*What you should do:* Return all lines in the material below that contain "punto".

*Records supplied:*

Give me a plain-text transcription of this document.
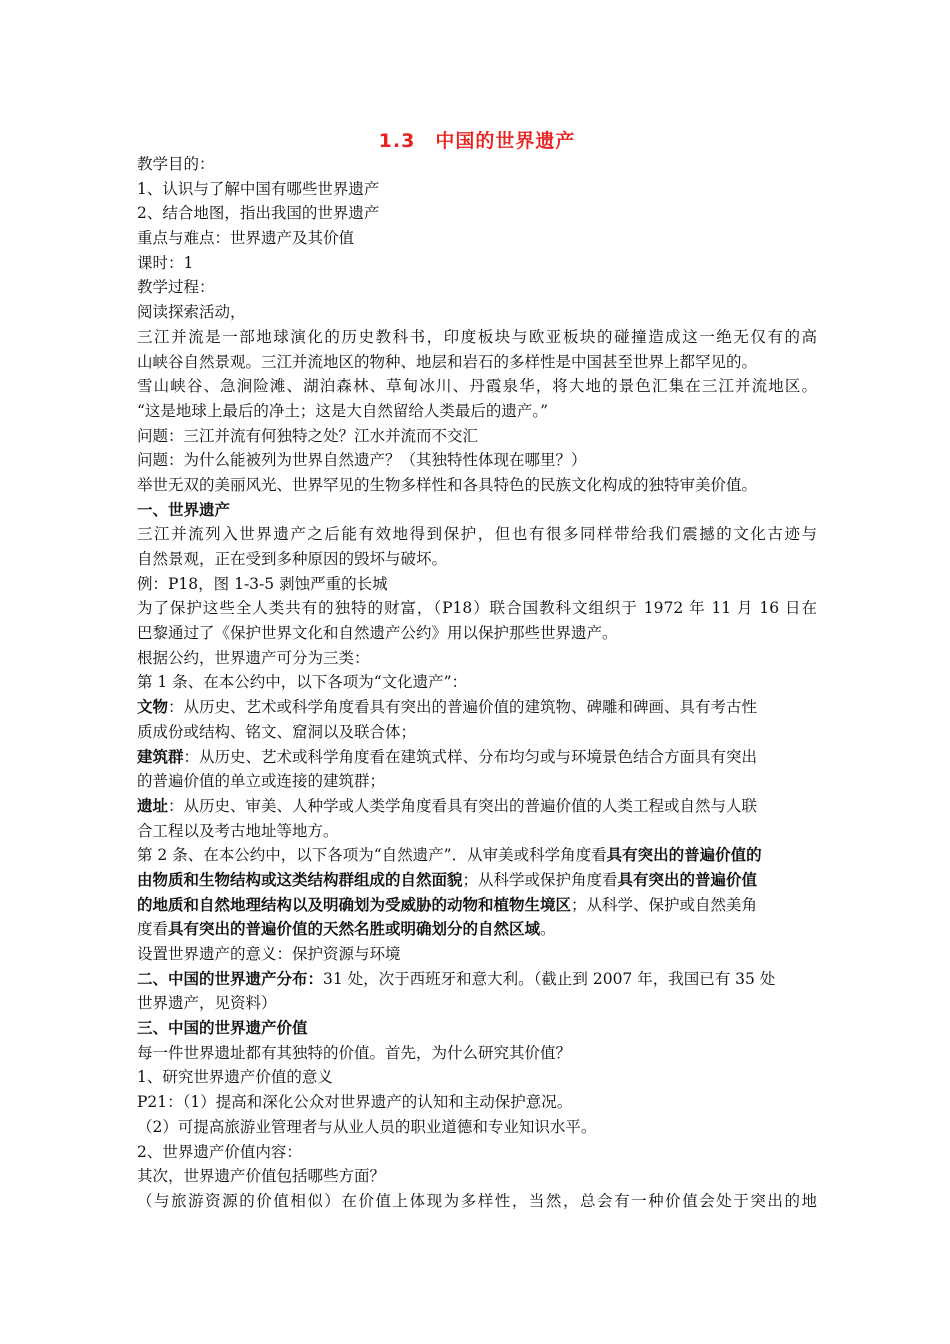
1.3　中国的世界遗产
教学目的：
1、认识与了解中国有哪些世界遗产
2、结合地图，指出我国的世界遗产
重点与难点：世界遗产及其价值
课时：1
教学过程：
阅读探索活动，
三江并流是一部地球演化的历史教科书，印度板块与欧亚板块的碰撞造成这一绝无仅有的高
山峡谷自然景观。三江并流地区的物种、地层和岩石的多样性是中国甚至世界上都罕见的。
雪山峡谷、急涧险滩、湖泊森林、草甸冰川、丹霞泉华，将大地的景色汇集在三江并流地区。
“这是地球上最后的净土；这是大自然留给人类最后的遗产。”
问题：三江并流有何独特之处？江水并流而不交汇
问题：为什么能被列为世界自然遗产？（其独特性体现在哪里？）
举世无双的美丽风光、世界罕见的生物多样性和各具特色的民族文化构成的独特审美价值。
一、世界遗产
三江并流列入世界遗产之后能有效地得到保护，但也有很多同样带给我们震撼的文化古迹与
自然景观，正在受到多种原因的毁坏与破坏。
例：P18，图 1-3-5 剥蚀严重的长城
为了保护这些全人类共有的独特的财富，（P18）联合国教科文组织于 1972 年 11 月 16 日在
巴黎通过了《保护世界文化和自然遗产公约》用以保护那些世界遗产。
根据公约，世界遗产可分为三类：
第 1 条、在本公约中，以下各项为“文化遗产”：
文物：从历史、艺术或科学角度看具有突出的普遍价值的建筑物、碑雕和碑画、具有考古性
质成份或结构、铭文、窟洞以及联合体；
建筑群：从历史、艺术或科学角度看在建筑式样、分布均匀或与环境景色结合方面具有突出
的普遍价值的单立或连接的建筑群；
遗址：从历史、审美、人种学或人类学角度看具有突出的普遍价值的人类工程或自然与人联
合工程以及考古地址等地方。
第 2 条、在本公约中，以下各项为“自然遗产”．从审美或科学角度看具有突出的普遍价值的
由物质和生物结构或这类结构群组成的自然面貌；从科学或保护角度看具有突出的普遍价值
的地质和自然地理结构以及明确划为受威胁的动物和植物生境区；从科学、保护或自然美角
度看具有突出的普遍价值的天然名胜或明确划分的自然区域。
设置世界遗产的意义：保护资源与环境
二、中国的世界遗产分布：31 处，次于西班牙和意大利。（截止到 2007 年，我国已有 35 处
世界遗产，见资料）
三、中国的世界遗产价值
每一件世界遗址都有其独特的价值。首先，为什么研究其价值？
1、研究世界遗产价值的意义
P21：（1）提高和深化公众对世界遗产的认知和主动保护意况。
（2）可提高旅游业管理者与从业人员的职业道德和专业知识水平。
2、世界遗产价值内容：
其次，世界遗产价值包括哪些方面？
（与旅游资源的价值相似）在价值上体现为多样性，当然，总会有一种价值会处于突出的地
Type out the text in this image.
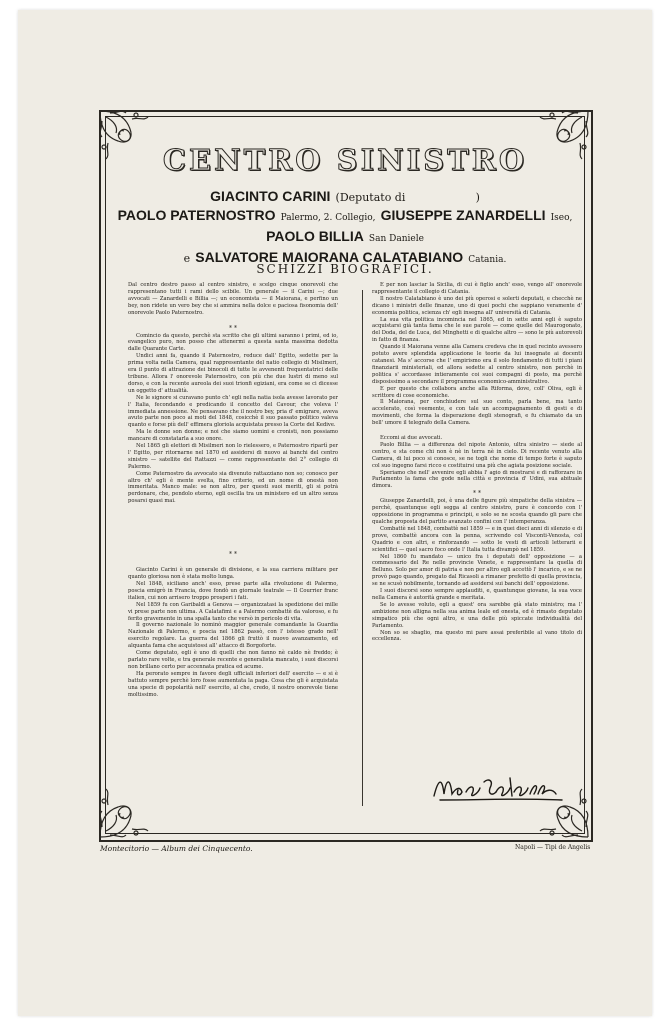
CENTRO SINISTRO
GIACINTO CARINI (Deputato di	)
PAOLO PATERNOSTRO Palermo, 2. Collegio, GIUSEPPE ZANARDELLI Iseo,
PAOLO BILLIA San Daniele
e SALVATORE MAIORANA CALATABIANO Catania.
SCHIZZI BIOGRAFICI.

Dal centro destro passo al centro sinistro, e scelgo cinque onorevoli che rappresentano tutti i rami dello scibile. Un generale — il Carini —; due avvocati — Zanardelli e Billia —; un economista — il Maiorana, e perfino un bey, non ridete un vero bey che si ammira nella dolce e paciosa fisonomia dell' onorevole Paolo Paternostro.

* *

Comincio da questo, perchè sta scritto che gli ultimi saranno i primi, ed io, evangelico puro, non posso che attenermi a questa santa massima dedotta dalle Quarante Carte.

Undici anni fa, quando il Paternostro, reduce dall' Egitto, sedette per la prima volta nella Camera, qual rappresentante del natio collegio di Misilmeri, era il punto di attrazione dei binocoli di tutte le avvenenti frequentatrici delle tribune. Allora l' onorevole Paternostro, con più che due lustri di meno sul dorso, e con la recente aureola dei suoi trionfi egiziani, era come se ci dicesse un oggetto d' attualità.

Ne le signore si curavano punto ch' egli nella natia isola avesse lavorato per l' Italia, fecondando e predicando il concetto del Cavour, che voleva l' immediata annessione. Ne pensavano che il nostro bey, pria d' emigrare, aveva avuto parte non poco ai moti del 1848, cosicchè il suo passato politico valeva quanto e forse più dell' effimera gloriola acquistata presso la Corte del Kedive.

Ma le donne son donne; e noi che siamo uomini e cronisti, non possiamo mancare di constatarla a suo onore.

Nel 1865 gli elettori di Misilmeri non lo rielessero, e Paternostro ripartì per l' Egitto, per ritornarne nel 1870 ed assidersi di nuovo ai banchi del centro sinistro — satellite del Rattazzi — come rappresentante del 2° collegio di Palermo.

Come Paternostro da avvocato sia divenuto rattazziano non so; conosco per altro ch' egli è mente svelta, fino criterio, ed un nome di onestà non immeritata. Manco male: se non altro, per questi suoi meriti, gli si potrà perdonare, che, pendolo eterno, egli oscilla tra un ministero ed un altro senza posarsi quasi mai.

* *

Giacinto Carini è un generale di divisione, e la sua carriera militare per quanto gloriosa non è stata molto lunga.

Nel 1848, siciliano anch' esso, prese parte alla rivoluzione di Palermo, poscia emigrò in Francia, dove fondò un giornale teatrale — Il Courrier franc italien, cui non arrisero troppo prosperi i fati.

Nel 1859 fu con Garibaldi a Genova — organizzatasi la spedizione dei mille vi prese parte non ultima. A Calatafimi e a Palermo combattè da valoroso, e fu ferito gravemente in una spalla tanto che versò in pericolo di vita.

Il governo nazionale lo nominò maggior generale comandante la Guardia Nazionale di Palermo, e poscia nel 1862 passò, con l' istesso grado nell' esercito regolare. La guerra del 1866 gli fruttò il nuovo avanzamento, ed alquanta fama che acquistossi all' attacco di Borgoforte.

Come deputato, egli è uno di quelli che non fanno nè caldo nè freddo; è parlato rare volte, e tra generale recente e generalista mancato, i suoi discorsi non brillano certo per accennata pratica ed acume.

Ha perorato sempre in favore degli ufficiali inferiori dell' esercito — e si è battuto sempre perchè loro fosse aumentata la paga. Cosa che gli è acquistata una specie di popolarità nell' esercito, al che, credo, il nostro onorevole tiene moltissimo.

E per non lasciar la Sicilia, di cui è figlio anch' esso, vengo all' onorevole rappresentante il collegio di Catania.

Il nostro Calatabiano è uno dei più operosi e solerti deputati, e checchè ne dicano i ministri delle finanze, uno di quei pochi che sappiano veramente d' economia politica, scienza ch' egli insegna all' università di Catania.

La sua vita politica incomincia nel 1865, ed in sette anni egli è saputo acquistarsi già tanta fama che le sue parole — come quelle del Maurogonato, del Doda, del de Luca, del Minghetti e di qualche altro — sono le più autorevoli in fatto di finanza.

Quando il Maiorana venne alla Camera credeva che in quel recinto avessero potuto avere splendida applicazione le teorie da lui insegnate ai docenti catanesi. Ma s' accorse che l' empirismo era il solo fondamento di tutti i piani finanziarii ministeriali, ed allora sedette al centro sinistro, non perchè in politica s' accordasse intieramente coi suoi compagni di posto, ma perchè disposissimo a secondare il programma economico-amministrativo.

E per questo che collabora anche alla Riforma, dove, coll' Oliva, egli è scrittore di cose economiche.

Il Maiorana, per conchiudere sul suo conto, parla bene, ma tanto accelerato, così veemente, e con tale un accompagnamento di gesti e di movimenti, che forma la disperazione degli stenografi, e fu chiamato da un bell' umore il telegrafo della Camera.

Eccomi ai due avvocati.

Paolo Billia — a differenza del nipote Antonio, ultra sinistro — siede al centro, e sta come chi non è nè in terra nè in cielo. Di recente venuto alla Camera, di lui poco si conosce, se ne togli che nome di tempo forte è saputo col suo ingegno farsi ricco e costituirsi una più che agiata posizione sociale.

Speriamo che nell' avvenire egli abbia l' agio di mostrarsi e di rafforzare in Parlamento la fama che gode nella città e provincia d' Udini, sua abituale dimora.

* *

Giuseppe Zanardelli, poi, è una delle figure più simpatiche della sinistra — perchè, quantunque egli segga al centro sinistro, pure è concordo con l' opposizione in programma e principii, e solo se ne scosta quando gli pare che qualche proposta del partito avanzato confini con l' intemperanza.

Combattè nel 1848, combattè nel 1859 — e in quei dieci anni di silenzio e di prove, combattè ancora con la penna, scrivendo col Visconti-Venosta, col Quadrio e con altri, e rinforzando — sotto le vesti di articoli letterarii e scientifici — quel sacro foco onde l' Italia tutta divampò nel 1859.

Nel 1860 fu mandato — unico fra i deputati dell' opposizione — a commessario del Re nelle provincie Venete, e rappresentare la quella di Belluno. Solo per amor di patria e non per altro egli accettò l' incarico, e se ne provò pago quando, pregato dal Ricasoli a rimaner prefetto di quella provincia, se ne scusò nobilmente, tornando ad assidersi sui banchi dell' opposizione.

I suoi discorsi sono sempre applauditi, e, quantunque giovane, la sua voce nella Camera è autorità grande e meritata.

Se lo avesse voluto, egli a quest' ora sarebbe già stato ministro; ma l' ambizione non alligna nella sua anima leale ed onesta, ed è rimasto deputato simpatico più che ogni altro, e una delle più spiccate individualità del Parlamento.

Non so se sbaglio, ma questo mi pare assai preferibile al vano titolo di eccellenza.

Montecitorio — Album dei Cinquecento.	Napoli — Tipi de Angelis
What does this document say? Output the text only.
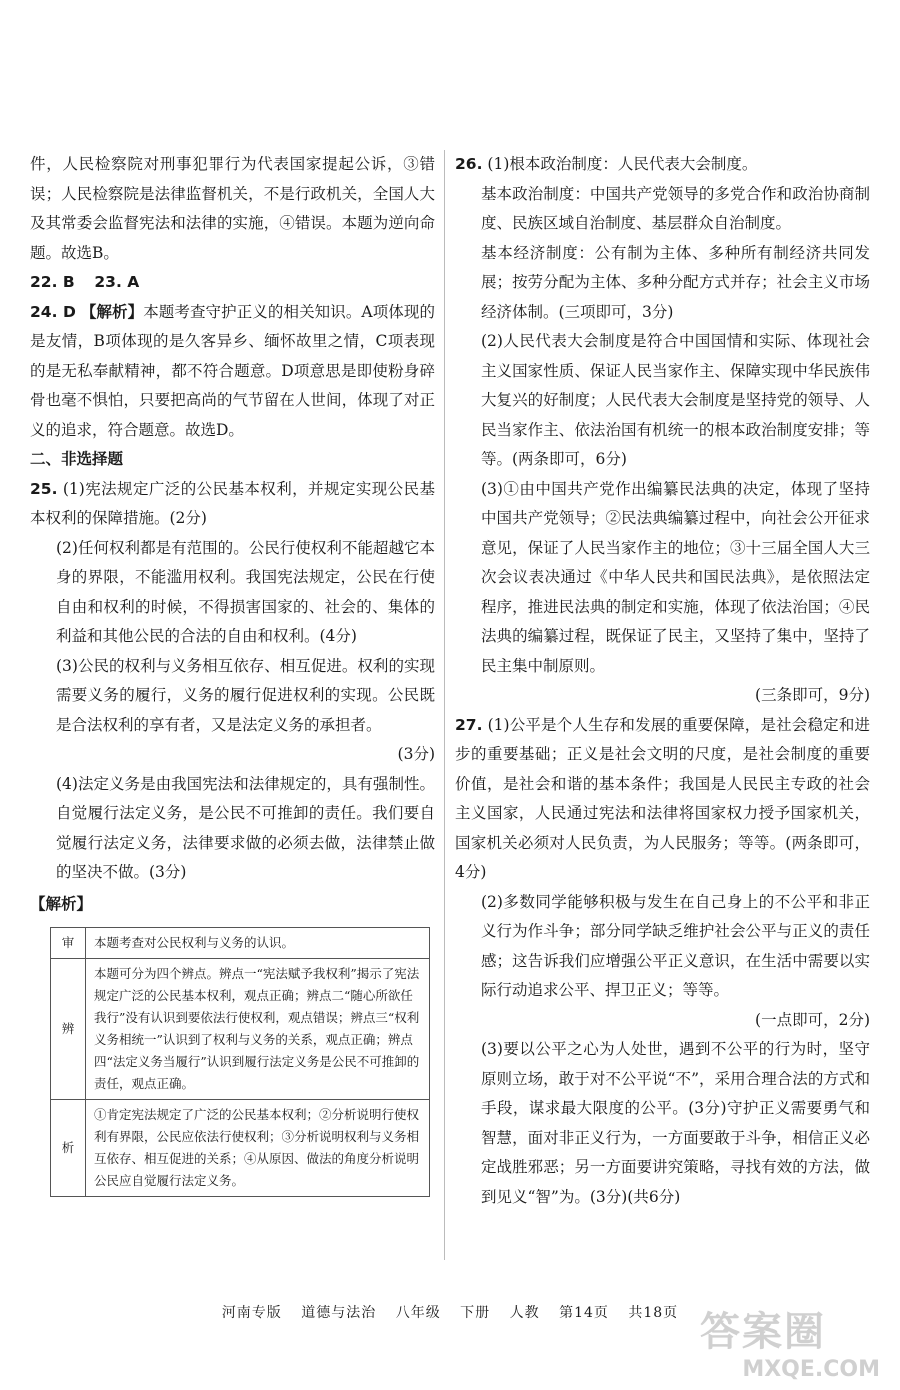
件，人民检察院对刑事犯罪行为代表国家提起公诉，③错误；人民检察院是法律监督机关，不是行政机关，全国人大及其常委会监督宪法和法律的实施，④错误。本题为逆向命题。故选B。

22. B 23. A

24. D 【解析】本题考查守护正义的相关知识。A项体现的是友情，B项体现的是久客异乡、缅怀故里之情，C项表现的是无私奉献精神，都不符合题意。D项意思是即使粉身碎骨也毫不惧怕，只要把高尚的气节留在人世间，体现了对正义的追求，符合题意。故选D。

二、非选择题

25. (1)宪法规定广泛的公民基本权利，并规定实现公民基本权利的保障措施。(2分)

(2)任何权利都是有范围的。公民行使权利不能超越它本身的界限，不能滥用权利。我国宪法规定，公民在行使自由和权利的时候，不得损害国家的、社会的、集体的利益和其他公民的合法的自由和权利。(4分)

(3)公民的权利与义务相互依存、相互促进。权利的实现需要义务的履行，义务的履行促进权利的实现。公民既是合法权利的享有者，又是法定义务的承担者。

(3分)

(4)法定义务是由我国宪法和法律规定的，具有强制性。自觉履行法定义务，是公民不可推卸的责任。我们要自觉履行法定义务，法律要求做的必须去做，法律禁止做的坚决不做。(3分)

【解析】

审	本题考查对公民权利与义务的认识。
辨	本题可分为四个辨点。辨点一“宪法赋予我权利”揭示了宪法规定广泛的公民基本权利，观点正确；辨点二“随心所欲任我行”没有认识到要依法行使权利，观点错误；辨点三“权利义务相统一”认识到了权利与义务的关系，观点正确；辨点四“法定义务当履行”认识到履行法定义务是公民不可推卸的责任，观点正确。
析	①肯定宪法规定了广泛的公民基本权利；②分析说明行使权利有界限，公民应依法行使权利；③分析说明权利与义务相互依存、相互促进的关系；④从原因、做法的角度分析说明公民应自觉履行法定义务。

26. (1)根本政治制度：人民代表大会制度。

基本政治制度：中国共产党领导的多党合作和政治协商制度、民族区域自治制度、基层群众自治制度。

基本经济制度：公有制为主体、多种所有制经济共同发展；按劳分配为主体、多种分配方式并存；社会主义市场经济体制。(三项即可，3分)

(2)人民代表大会制度是符合中国国情和实际、体现社会主义国家性质、保证人民当家作主、保障实现中华民族伟大复兴的好制度；人民代表大会制度是坚持党的领导、人民当家作主、依法治国有机统一的根本政治制度安排；等等。(两条即可，6分)

(3)①由中国共产党作出编纂民法典的决定，体现了坚持中国共产党领导；②民法典编纂过程中，向社会公开征求意见，保证了人民当家作主的地位；③十三届全国人大三次会议表决通过《中华人民共和国民法典》，是依照法定程序，推进民法典的制定和实施，体现了依法治国；④民法典的编纂过程，既保证了民主，又坚持了集中，坚持了民主集中制原则。

(三条即可，9分)

27. (1)公平是个人生存和发展的重要保障，是社会稳定和进步的重要基础；正义是社会文明的尺度，是社会制度的重要价值，是社会和谐的基本条件；我国是人民民主专政的社会主义国家，人民通过宪法和法律将国家权力授予国家机关，国家机关必须对人民负责，为人民服务；等等。(两条即可，4分)

(2)多数同学能够积极与发生在自己身上的不公平和非正义行为作斗争；部分同学缺乏维护社会公平与正义的责任感；这告诉我们应增强公平正义意识，在生活中需要以实际行动追求公平、捍卫正义；等等。

(一点即可，2分)

(3)要以公平之心为人处世，遇到不公平的行为时，坚守原则立场，敢于对不公平说“不”，采用合理合法的方式和手段，谋求最大限度的公平。(3分)守护正义需要勇气和智慧，面对非正义行为，一方面要敢于斗争，相信正义必定战胜邪恶；另一方面要讲究策略，寻找有效的方法，做到见义“智”为。(3分)(共6分)

河南专版 道德与法治 八年级 下册 人教 第14页 共18页 答案圈
MXQE.COM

*Exercise response:*
Undici anni fa, quando il Paternostro, reduce dall' Egitto, sedette per la prima volta nella Camera, qual rappresentante del natio collegio di Misilmeri, era il punto di attrazione dei binocoli di tutte le avvenenti frequentatrici delle tribune. Allora l' onorevole Paternostro, con più che due lustri di meno sul dorso, e con la recente aureola dei suoi trionfi egiziani, era come se ci dicesse un oggetto d' attualità.
Ne le signore si curavano punto ch' egli nella natia isola avesse lavorato per l' Italia, fecondando e predicando il concetto del Cavour, che voleva l' immediata annessione. Ne pensavano che il nostro bey, pria d' emigrare, aveva avuto parte non poco ai moti del 1848, cosicchè il suo passato politico valeva quanto e forse più dell' effimera gloriola acquistata presso la Corte del Kedive.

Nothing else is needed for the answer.